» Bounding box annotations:
* START *

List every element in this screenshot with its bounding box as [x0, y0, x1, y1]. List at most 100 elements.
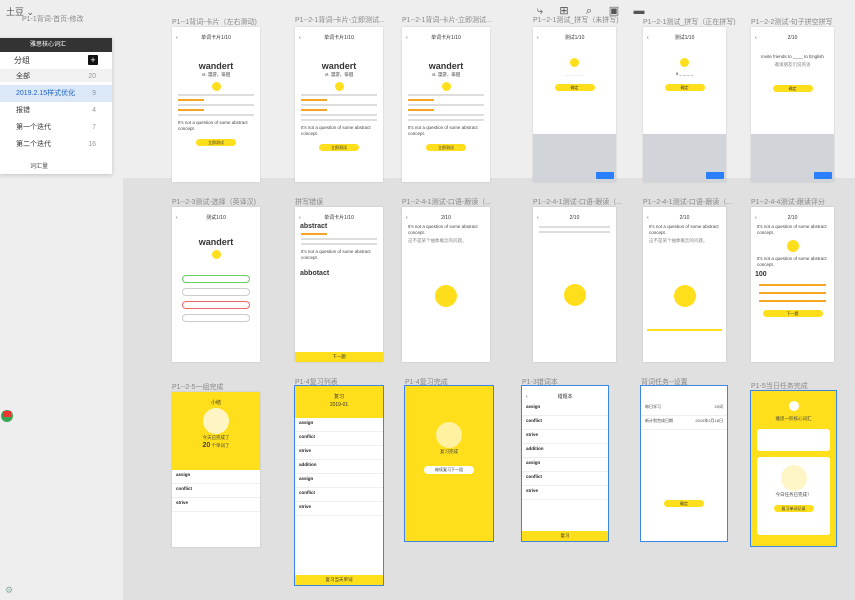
speaker-icon[interactable] [441, 82, 451, 91]
next-button[interactable]: 下一题 [295, 352, 383, 362]
speaker-icon[interactable] [211, 82, 221, 91]
artboard-label[interactable]: P1-1背词-首页-修改 [22, 14, 83, 24]
word-item: conflict [526, 474, 543, 479]
play-icon[interactable] [786, 240, 799, 252]
artboard[interactable]: 复习完成 继续复习下一组 [404, 385, 494, 542]
artboard[interactable]: ‹ 单词卡片1/10 wandert vt. 漫游，徘徊 It's not a q… [172, 27, 260, 182]
artboard-label[interactable]: P1--2-4-1测试-口语-跟读（... [402, 197, 491, 207]
word-item: strive [526, 432, 539, 437]
gift-icon[interactable] [0, 402, 14, 426]
screen-title: 2/10 [679, 215, 690, 221]
mic-icon[interactable] [563, 284, 586, 306]
group-title-label: 分组 [14, 56, 30, 65]
setting-label: 每日学习 [645, 404, 661, 409]
artboard-label[interactable]: P1--2-4-1测试-口语-跟读（... [533, 197, 622, 207]
group-count: 9 [92, 90, 96, 97]
artboard[interactable]: 雅思一阶核心词汇 今日任务已完成！ 复习单词记录 [750, 390, 837, 547]
artboard[interactable]: ‹ 单词卡片1/10 wandert vt. 漫游，徘徊 It's not a q… [402, 27, 490, 182]
setting-value[interactable]: 2019年2月18日 [695, 418, 723, 424]
wrong-spelling: abbotact [300, 270, 330, 277]
artboard-label[interactable]: P1-5当日任务完成 [751, 381, 808, 391]
group-item[interactable]: 第一个迭代 7 [0, 119, 112, 136]
avatar [788, 401, 799, 411]
speaker-icon[interactable] [334, 82, 344, 91]
screen-title: 单词卡片1/10 [324, 215, 354, 221]
artboard[interactable]: ‹ 测试1/10 wandert [172, 207, 260, 362]
screen-title: 单词卡片1/10 [431, 35, 461, 41]
word-item: assign [526, 404, 541, 409]
artboard[interactable]: ‹ 单词卡片1/10 abstract It's not a question o… [295, 207, 383, 362]
next-button[interactable]: 下一题 [762, 310, 823, 317]
artboard-label[interactable]: 拼写错误 [295, 197, 323, 207]
review-day-button[interactable]: 复习当天单词 [295, 575, 383, 585]
folder-icon[interactable]: ▬ [632, 4, 646, 18]
artboard[interactable]: ‹ 测试1/10 _ _ _ _ _ 确定 [533, 27, 616, 182]
test-button[interactable]: 立即测试 [319, 144, 359, 151]
artboard[interactable]: ‹ 2/10 Invite friends to ____ to English … [751, 27, 834, 182]
add-group-icon[interactable]: + [88, 55, 98, 65]
artboard-label[interactable]: P1--2-1测试_拼写（正在拼写) [643, 17, 736, 27]
artboard[interactable]: ‹ 2/10 It's not a question of some abstra… [751, 207, 834, 362]
artboard-label[interactable]: P1--2-4-4测试-跟读评分 [751, 197, 825, 207]
screen-title: 测试1/10 [564, 35, 585, 41]
artboard-label[interactable]: P1--2-1背词-卡片-立即测试... [295, 15, 385, 25]
task-title: 雅思一阶核心词汇 [775, 416, 812, 421]
artboard[interactable]: 复习 2019-01 assign conflict strive additi… [294, 385, 384, 586]
artboard-label[interactable]: P1--2-1测试_拼写（未拼写) [533, 15, 619, 25]
artboard[interactable]: ‹ 2/10 [533, 207, 616, 362]
group-label: 第二个迭代 [16, 141, 51, 148]
word-text: wandert [428, 61, 464, 71]
test-button[interactable]: 立即测试 [196, 139, 236, 146]
help-icon[interactable]: ⚙ [5, 585, 15, 595]
continue-review-button[interactable]: 继续复习下一组 [424, 466, 474, 474]
panel-footer: 词汇量 [30, 164, 49, 170]
artboard-label[interactable]: P1--2-2测试-句子拼空拼写 [751, 17, 833, 27]
word-item: addition [526, 446, 544, 451]
speaker-icon[interactable] [211, 250, 221, 259]
score-value: 100 [755, 271, 767, 278]
mic-icon[interactable] [673, 285, 696, 307]
panel-header: 雅思核心词汇 [0, 38, 112, 52]
setting-value[interactable]: 20词 [715, 404, 723, 410]
group-count: 7 [92, 124, 96, 131]
artboard-label[interactable]: P1--2-4-1测试-口语-跟读（... [643, 197, 732, 207]
screen-title: 2/10 [569, 215, 580, 221]
artboard[interactable]: ‹ 单词卡片1/10 wandert vt. 漫游，徘徊 It's not a q… [295, 27, 383, 182]
speaker-icon[interactable] [570, 58, 579, 67]
confirm-button[interactable]: 确定 [554, 84, 595, 91]
keyboard[interactable] [643, 134, 726, 182]
screen-title: 单词卡片1/10 [201, 35, 231, 41]
test-button[interactable]: 立即测试 [426, 144, 466, 151]
artboard-label[interactable]: P1--2-5一组完成 [172, 382, 223, 392]
group-item[interactable]: 报错 4 [0, 102, 112, 119]
artboard-label[interactable]: P1--1背词-卡片（左右滑动) [172, 17, 257, 27]
done-card: 今日任务已完成！ 复习单词记录 [757, 457, 830, 535]
example-translation: 这不是某个抽象概念的问题。 [649, 238, 708, 243]
keyboard[interactable] [533, 134, 616, 182]
group-label: 第一个迭代 [16, 124, 51, 131]
mic-icon[interactable] [435, 285, 457, 307]
confirm-button[interactable]: 确定 [772, 85, 813, 92]
confirm-button[interactable]: 确定 [664, 84, 705, 91]
review-records-button[interactable]: 复习单词记录 [773, 505, 814, 512]
group-item[interactable]: 第二个迭代 16 [0, 136, 112, 153]
setting-label: 新计划完成日期 [645, 418, 673, 423]
speaker-icon[interactable] [680, 58, 689, 67]
artboard[interactable]: ‹ 2/10 It's not a question of some abstra… [402, 207, 490, 362]
screen-title: 2/10 [787, 215, 798, 221]
artboard-label[interactable]: P1--2-1背词-卡片-立即测试... [402, 15, 492, 25]
group-item[interactable]: 2019.2.15样式优化 9 [0, 85, 112, 102]
group-item[interactable]: 全部 20 [0, 68, 112, 85]
artboard[interactable]: 小结 今天已完成了 20 个单词了 assign conflict strive [172, 392, 260, 547]
artboard[interactable]: ‹ 测试1/10 a _ _ _ _ 确定 [643, 27, 726, 182]
review-button[interactable]: 复习 [522, 531, 608, 541]
word-item: conflict [299, 434, 316, 439]
keyboard[interactable] [751, 134, 834, 182]
artboard[interactable]: 每日学习 20词 新计划完成日期 2019年2月18日 确定 [640, 385, 728, 542]
artboard[interactable]: ‹ 2/10 It's not a question of some abstra… [643, 207, 726, 362]
confirm-button[interactable]: 确定 [664, 500, 704, 507]
done-unit: 个单词了 [211, 443, 230, 448]
screen-title: 单词卡片1/10 [324, 35, 354, 41]
artboard-label[interactable]: P1--2-3测试-选择（英译汉) [172, 197, 256, 207]
artboard[interactable]: ‹ 错题本 assign conflict strive addition ass… [521, 385, 609, 542]
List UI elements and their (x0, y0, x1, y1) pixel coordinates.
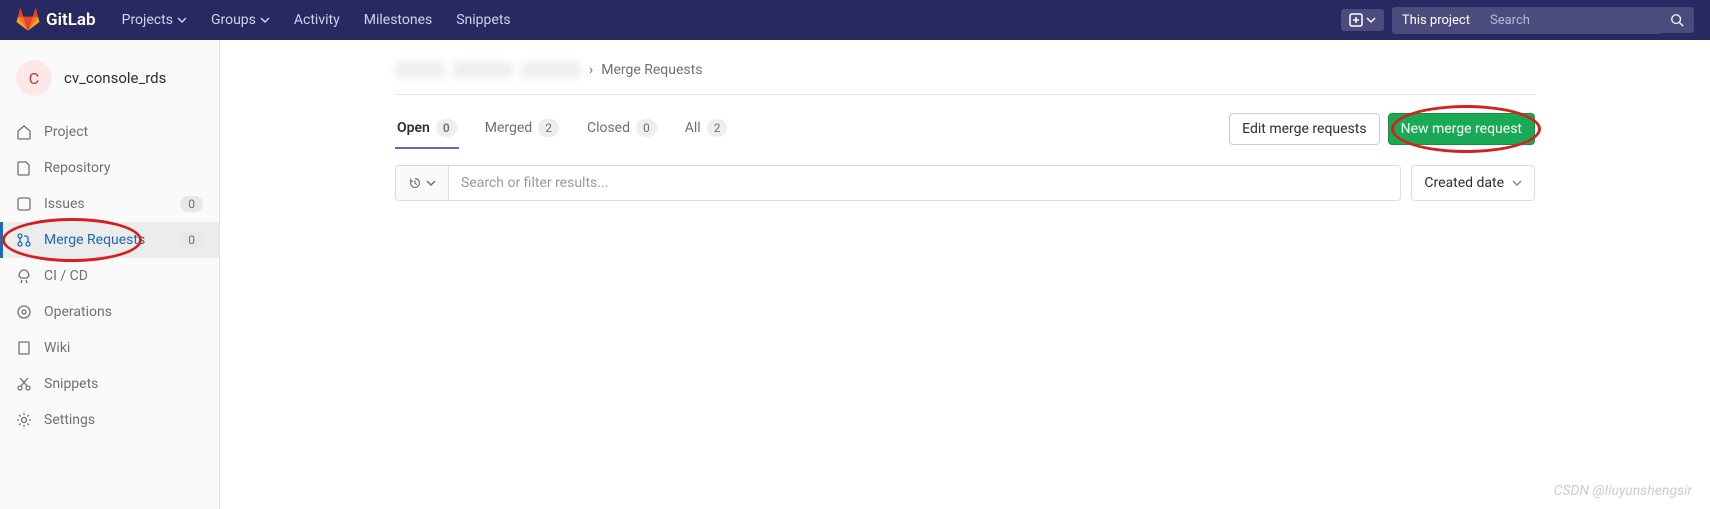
tab-count: 2 (538, 119, 559, 137)
project-avatar: C (16, 60, 52, 96)
tab-open[interactable]: Open 0 (395, 109, 459, 149)
gitlab-logo[interactable]: GitLab (16, 8, 96, 32)
doc-icon (16, 160, 32, 176)
sidebar-item-wiki[interactable]: Wiki (0, 330, 219, 366)
sidebar-item-label: Settings (44, 412, 95, 428)
tab-merged[interactable]: Merged 2 (483, 109, 561, 149)
history-button[interactable] (396, 166, 449, 200)
sidebar-item-label: Merge Requests (44, 232, 145, 248)
tab-closed[interactable]: Closed 0 (585, 109, 659, 149)
tab-label: All (685, 120, 701, 136)
search-icon (1670, 13, 1684, 27)
search-scope-button[interactable]: This project (1392, 7, 1480, 34)
tab-label: Closed (587, 120, 630, 136)
sidebar-item-label: Wiki (44, 340, 70, 356)
sidebar-item-cicd[interactable]: CI / CD (0, 258, 219, 294)
breadcrumb-item-redacted[interactable] (453, 62, 513, 78)
nav-groups[interactable]: Groups (201, 4, 280, 36)
chevron-down-icon (1366, 15, 1376, 25)
brand-name: GitLab (46, 10, 96, 30)
navbar-right: This project (1341, 7, 1694, 34)
home-icon (16, 124, 32, 140)
navbar-left: GitLab Projects Groups Activity Mileston… (16, 4, 521, 36)
sidebar-item-label: Snippets (44, 376, 98, 392)
history-icon (408, 176, 422, 190)
sidebar-item-operations[interactable]: Operations (0, 294, 219, 330)
breadcrumb: › Merge Requests (395, 52, 1535, 95)
gear-icon (16, 412, 32, 428)
project-name: cv_console_rds (64, 69, 166, 87)
issues-icon (16, 196, 32, 212)
tab-all[interactable]: All 2 (683, 109, 730, 149)
sidebar-item-label: Repository (44, 160, 110, 176)
new-dropdown-button[interactable] (1341, 9, 1384, 31)
tab-count: 0 (636, 119, 657, 137)
filter-container (395, 165, 1401, 201)
sidebar-item-project[interactable]: Project (0, 114, 219, 150)
gitlab-icon (16, 8, 40, 32)
chevron-down-icon (260, 15, 270, 25)
mr-count-badge: 0 (180, 232, 203, 248)
filter-bar: Created date (395, 165, 1535, 201)
new-merge-request-button[interactable]: New merge request (1388, 113, 1535, 145)
tab-count: 2 (707, 119, 728, 137)
merge-request-icon (16, 232, 32, 248)
main-content: › Merge Requests Open 0 Merged 2 Closed … (220, 40, 1710, 509)
rocket-icon (16, 268, 32, 284)
edit-merge-requests-button[interactable]: Edit merge requests (1229, 113, 1379, 145)
sidebar-item-merge-requests[interactable]: Merge Requests 0 (0, 222, 219, 258)
content-wrapper: › Merge Requests Open 0 Merged 2 Closed … (375, 40, 1555, 213)
sidebar-item-label: Project (44, 124, 88, 140)
breadcrumb-item-redacted[interactable] (521, 62, 581, 78)
sidebar-item-snippets[interactable]: Snippets (0, 366, 219, 402)
sidebar-item-label: CI / CD (44, 268, 88, 284)
sort-label: Created date (1424, 175, 1504, 191)
mr-toolbar: Open 0 Merged 2 Closed 0 All 2 (395, 95, 1535, 149)
issues-count-badge: 0 (180, 196, 203, 212)
nav-activity[interactable]: Activity (284, 4, 350, 36)
scissors-icon (16, 376, 32, 392)
sidebar-item-label: Operations (44, 304, 112, 320)
search-input[interactable] (1480, 7, 1660, 34)
breadcrumb-current: Merge Requests (601, 62, 702, 78)
breadcrumb-item-redacted[interactable] (395, 62, 445, 78)
operations-icon (16, 304, 32, 320)
sidebar: C cv_console_rds Project Repository Issu… (0, 40, 220, 509)
plus-icon (1349, 13, 1363, 27)
nav-milestones[interactable]: Milestones (354, 4, 443, 36)
filter-input[interactable] (449, 166, 1400, 200)
sidebar-item-label: Issues (44, 196, 85, 212)
chevron-down-icon (1512, 178, 1522, 188)
book-icon (16, 340, 32, 356)
tab-label: Open (397, 120, 430, 136)
tab-label: Merged (485, 120, 532, 136)
nav-projects[interactable]: Projects (112, 4, 197, 36)
project-header[interactable]: C cv_console_rds (0, 50, 219, 106)
top-navbar: GitLab Projects Groups Activity Mileston… (0, 0, 1710, 40)
chevron-down-icon (426, 178, 436, 188)
sidebar-item-issues[interactable]: Issues 0 (0, 186, 219, 222)
chevron-down-icon (177, 15, 187, 25)
mr-tabs: Open 0 Merged 2 Closed 0 All 2 (395, 109, 729, 149)
breadcrumb-separator: › (589, 62, 593, 78)
sidebar-item-repository[interactable]: Repository (0, 150, 219, 186)
watermark: CSDN @liuyunshengsir (1554, 483, 1692, 499)
sort-dropdown[interactable]: Created date (1411, 165, 1535, 201)
page-layout: C cv_console_rds Project Repository Issu… (0, 40, 1710, 509)
mr-actions: Edit merge requests New merge request (1229, 113, 1535, 145)
sidebar-item-settings[interactable]: Settings (0, 402, 219, 438)
search-button[interactable] (1660, 7, 1694, 33)
nav-snippets[interactable]: Snippets (446, 4, 520, 36)
tab-count: 0 (436, 119, 457, 137)
search-box: This project (1392, 7, 1694, 34)
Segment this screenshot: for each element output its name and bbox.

* END *

» Work instructions: In the stretch of data from the line containing "tab-count: 2 (538, 119, 559, 137)" through the line containing "sidebar-item-label: Merge Requests", rename "sidebar-item-label" to "sidebar-label". Give those lines back with nothing else changed.

» Correct response:
tab-count: 2 (538, 119, 559, 137)
project-avatar: C (16, 60, 52, 96)
tab-open[interactable]: Open 0 (395, 109, 459, 149)
gitlab-logo[interactable]: GitLab (16, 8, 96, 32)
doc-icon (16, 160, 32, 176)
sidebar-item-wiki[interactable]: Wiki (0, 330, 219, 366)
sidebar-label: Settings (44, 412, 95, 428)
tab-merged[interactable]: Merged 2 (483, 109, 561, 149)
history-button[interactable] (396, 166, 449, 200)
sidebar-label: Merge Requests (44, 232, 145, 248)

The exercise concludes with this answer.